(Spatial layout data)
┌──

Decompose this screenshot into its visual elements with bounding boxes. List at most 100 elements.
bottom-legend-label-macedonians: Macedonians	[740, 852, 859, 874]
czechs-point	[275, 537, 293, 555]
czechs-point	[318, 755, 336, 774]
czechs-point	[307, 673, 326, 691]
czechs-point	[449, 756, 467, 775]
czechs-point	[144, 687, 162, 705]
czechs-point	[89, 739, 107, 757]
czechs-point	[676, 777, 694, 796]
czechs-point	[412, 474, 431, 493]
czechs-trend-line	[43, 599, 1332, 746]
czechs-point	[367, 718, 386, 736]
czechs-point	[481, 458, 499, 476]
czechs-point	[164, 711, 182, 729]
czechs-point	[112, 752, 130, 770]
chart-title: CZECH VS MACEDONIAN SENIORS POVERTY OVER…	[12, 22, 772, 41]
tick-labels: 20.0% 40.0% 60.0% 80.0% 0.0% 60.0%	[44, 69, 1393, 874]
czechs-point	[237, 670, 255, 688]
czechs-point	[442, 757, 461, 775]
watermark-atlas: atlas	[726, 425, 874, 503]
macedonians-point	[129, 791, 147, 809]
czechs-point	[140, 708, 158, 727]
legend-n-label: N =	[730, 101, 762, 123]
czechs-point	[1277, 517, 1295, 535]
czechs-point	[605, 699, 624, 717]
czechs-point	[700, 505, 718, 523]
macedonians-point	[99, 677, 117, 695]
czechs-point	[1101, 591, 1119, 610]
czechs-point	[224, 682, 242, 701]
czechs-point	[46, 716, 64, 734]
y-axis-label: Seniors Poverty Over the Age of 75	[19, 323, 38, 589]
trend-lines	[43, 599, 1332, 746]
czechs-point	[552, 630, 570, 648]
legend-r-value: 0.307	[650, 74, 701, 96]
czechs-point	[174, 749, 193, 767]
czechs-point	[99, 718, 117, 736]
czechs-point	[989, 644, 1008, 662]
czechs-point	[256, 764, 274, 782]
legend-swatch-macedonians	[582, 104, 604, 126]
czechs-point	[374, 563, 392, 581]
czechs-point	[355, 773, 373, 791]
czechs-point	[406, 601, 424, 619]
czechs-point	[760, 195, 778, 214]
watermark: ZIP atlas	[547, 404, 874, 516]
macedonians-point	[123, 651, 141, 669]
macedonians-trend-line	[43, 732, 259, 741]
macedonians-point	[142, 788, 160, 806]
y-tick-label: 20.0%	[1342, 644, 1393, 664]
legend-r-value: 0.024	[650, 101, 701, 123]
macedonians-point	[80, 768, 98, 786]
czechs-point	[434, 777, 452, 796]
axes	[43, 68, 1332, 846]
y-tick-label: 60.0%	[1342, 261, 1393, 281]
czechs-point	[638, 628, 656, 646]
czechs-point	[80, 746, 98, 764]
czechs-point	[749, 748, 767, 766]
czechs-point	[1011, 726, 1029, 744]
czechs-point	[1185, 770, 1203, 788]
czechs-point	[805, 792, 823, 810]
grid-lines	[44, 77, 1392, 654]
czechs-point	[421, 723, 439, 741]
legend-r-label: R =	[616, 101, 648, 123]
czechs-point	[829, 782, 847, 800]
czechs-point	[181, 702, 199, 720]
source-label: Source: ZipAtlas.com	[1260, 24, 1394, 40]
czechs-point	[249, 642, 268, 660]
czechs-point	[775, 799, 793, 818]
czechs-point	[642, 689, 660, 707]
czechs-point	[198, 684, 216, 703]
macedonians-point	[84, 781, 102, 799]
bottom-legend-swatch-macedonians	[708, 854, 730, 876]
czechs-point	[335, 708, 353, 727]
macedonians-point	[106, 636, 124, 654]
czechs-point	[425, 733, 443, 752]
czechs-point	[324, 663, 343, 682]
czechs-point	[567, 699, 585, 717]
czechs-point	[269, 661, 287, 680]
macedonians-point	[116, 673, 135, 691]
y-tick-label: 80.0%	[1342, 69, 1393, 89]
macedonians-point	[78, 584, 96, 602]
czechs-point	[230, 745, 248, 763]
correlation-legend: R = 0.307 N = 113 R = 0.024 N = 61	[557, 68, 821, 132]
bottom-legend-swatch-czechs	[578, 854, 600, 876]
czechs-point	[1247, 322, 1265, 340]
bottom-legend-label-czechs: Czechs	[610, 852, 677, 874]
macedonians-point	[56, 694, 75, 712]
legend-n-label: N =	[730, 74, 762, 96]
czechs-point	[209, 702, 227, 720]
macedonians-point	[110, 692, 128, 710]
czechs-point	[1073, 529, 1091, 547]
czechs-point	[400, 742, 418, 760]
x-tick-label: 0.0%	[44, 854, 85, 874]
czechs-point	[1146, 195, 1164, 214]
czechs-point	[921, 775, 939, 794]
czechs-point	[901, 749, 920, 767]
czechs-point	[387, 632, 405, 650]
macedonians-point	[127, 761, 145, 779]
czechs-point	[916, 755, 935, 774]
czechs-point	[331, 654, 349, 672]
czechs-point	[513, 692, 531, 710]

└──

STATED GOAL ::
Lay out all the rows above as a numbered list, skipping any blank lines.

SOLUTION BELOW ::
1. Decompose this screenshot into its visual elements with bounding boxes. List at most 100 elements.
2. bottom-legend-label-macedonians: Macedonians	[740, 852, 859, 874]
3. czechs-point	[275, 537, 293, 555]
4. czechs-point	[318, 755, 336, 774]
5. czechs-point	[307, 673, 326, 691]
6. czechs-point	[449, 756, 467, 775]
7. czechs-point	[144, 687, 162, 705]
8. czechs-point	[89, 739, 107, 757]
9. czechs-point	[676, 777, 694, 796]
10. czechs-point	[412, 474, 431, 493]
11. czechs-trend-line	[43, 599, 1332, 746]
12. czechs-point	[367, 718, 386, 736]
13. czechs-point	[481, 458, 499, 476]
14. czechs-point	[164, 711, 182, 729]
15. czechs-point	[112, 752, 130, 770]
16. chart-title: CZECH VS MACEDONIAN SENIORS POVERTY OVER…	[12, 22, 772, 41]
17. tick-labels: 20.0% 40.0% 60.0% 80.0% 0.0% 60.0%	[44, 69, 1393, 874]
18. czechs-point	[237, 670, 255, 688]
19. czechs-point	[442, 757, 461, 775]
20. watermark-atlas: atlas	[726, 425, 874, 503]
21. macedonians-point	[129, 791, 147, 809]
22. czechs-point	[140, 708, 158, 727]
23. legend-n-label: N =	[730, 101, 762, 123]
24. czechs-point	[1277, 517, 1295, 535]
25. czechs-point	[605, 699, 624, 717]
26. czechs-point	[700, 505, 718, 523]
27. macedonians-point	[99, 677, 117, 695]
28. czechs-point	[1101, 591, 1119, 610]
29. czechs-point	[224, 682, 242, 701]
30. czechs-point	[46, 716, 64, 734]
31. y-axis-label: Seniors Poverty Over the Age of 75	[19, 323, 38, 589]
32. trend-lines	[43, 599, 1332, 746]
33. czechs-point	[552, 630, 570, 648]
34. legend-r-value: 0.307	[650, 74, 701, 96]
35. czechs-point	[174, 749, 193, 767]
36. czechs-point	[99, 718, 117, 736]
37. czechs-point	[989, 644, 1008, 662]
38. czechs-point	[256, 764, 274, 782]
39. legend-swatch-macedonians	[582, 104, 604, 126]
40. czechs-point	[374, 563, 392, 581]
41. czechs-point	[355, 773, 373, 791]
42. czechs-point	[406, 601, 424, 619]
43. czechs-point	[760, 195, 778, 214]
44. watermark: ZIP atlas	[547, 404, 874, 516]
45. macedonians-point	[123, 651, 141, 669]
46. macedonians-trend-line	[43, 732, 259, 741]
47. macedonians-point	[142, 788, 160, 806]
48. y-tick-label: 20.0%	[1342, 644, 1393, 664]
49. legend-r-value: 0.024	[650, 101, 701, 123]
50. macedonians-point	[80, 768, 98, 786]
51. czechs-point	[434, 777, 452, 796]
52. axes	[43, 68, 1332, 846]
53. y-tick-label: 60.0%	[1342, 261, 1393, 281]
54. czechs-point	[638, 628, 656, 646]
55. czechs-point	[80, 746, 98, 764]
56. czechs-point	[749, 748, 767, 766]
57. czechs-point	[1011, 726, 1029, 744]
58. czechs-point	[1185, 770, 1203, 788]
59. czechs-point	[805, 792, 823, 810]
60. grid-lines	[44, 77, 1392, 654]
61. czechs-point	[421, 723, 439, 741]
62. legend-r-label: R =	[616, 101, 648, 123]
63. czechs-point	[829, 782, 847, 800]
64. czechs-point	[181, 702, 199, 720]
65. source-label: Source: ZipAtlas.com	[1260, 24, 1394, 40]
66. czechs-point	[249, 642, 268, 660]
67. czechs-point	[775, 799, 793, 818]
68. czechs-point	[642, 689, 660, 707]
69. czechs-point	[198, 684, 216, 703]
70. macedonians-point	[84, 781, 102, 799]
71. bottom-legend-swatch-macedonians	[708, 854, 730, 876]
72. czechs-point	[335, 708, 353, 727]
73. macedonians-point	[106, 636, 124, 654]
74. czechs-point	[425, 733, 443, 752]
75. czechs-point	[324, 663, 343, 682]
76. czechs-point	[567, 699, 585, 717]
77. czechs-point	[269, 661, 287, 680]
78. macedonians-point	[116, 673, 135, 691]
79. y-tick-label: 80.0%	[1342, 69, 1393, 89]
80. macedonians-point	[78, 584, 96, 602]
81. czechs-point	[230, 745, 248, 763]
82. correlation-legend: R = 0.307 N = 113 R = 0.024 N = 61	[557, 68, 821, 132]
83. bottom-legend-swatch-czechs	[578, 854, 600, 876]
84. czechs-point	[1247, 322, 1265, 340]
85. bottom-legend-label-czechs: Czechs	[610, 852, 677, 874]
86. macedonians-point	[56, 694, 75, 712]
87. legend-n-label: N =	[730, 74, 762, 96]
88. czechs-point	[209, 702, 227, 720]
89. macedonians-point	[110, 692, 128, 710]
90. czechs-point	[1073, 529, 1091, 547]
91. czechs-point	[400, 742, 418, 760]
92. x-tick-label: 0.0%	[44, 854, 85, 874]
93. czechs-point	[1146, 195, 1164, 214]
94. czechs-point	[921, 775, 939, 794]
95. czechs-point	[901, 749, 920, 767]
96. czechs-point	[387, 632, 405, 650]
97. macedonians-point	[127, 761, 145, 779]
98. czechs-point	[916, 755, 935, 774]
99. czechs-point	[331, 654, 349, 672]
100. czechs-point	[513, 692, 531, 710]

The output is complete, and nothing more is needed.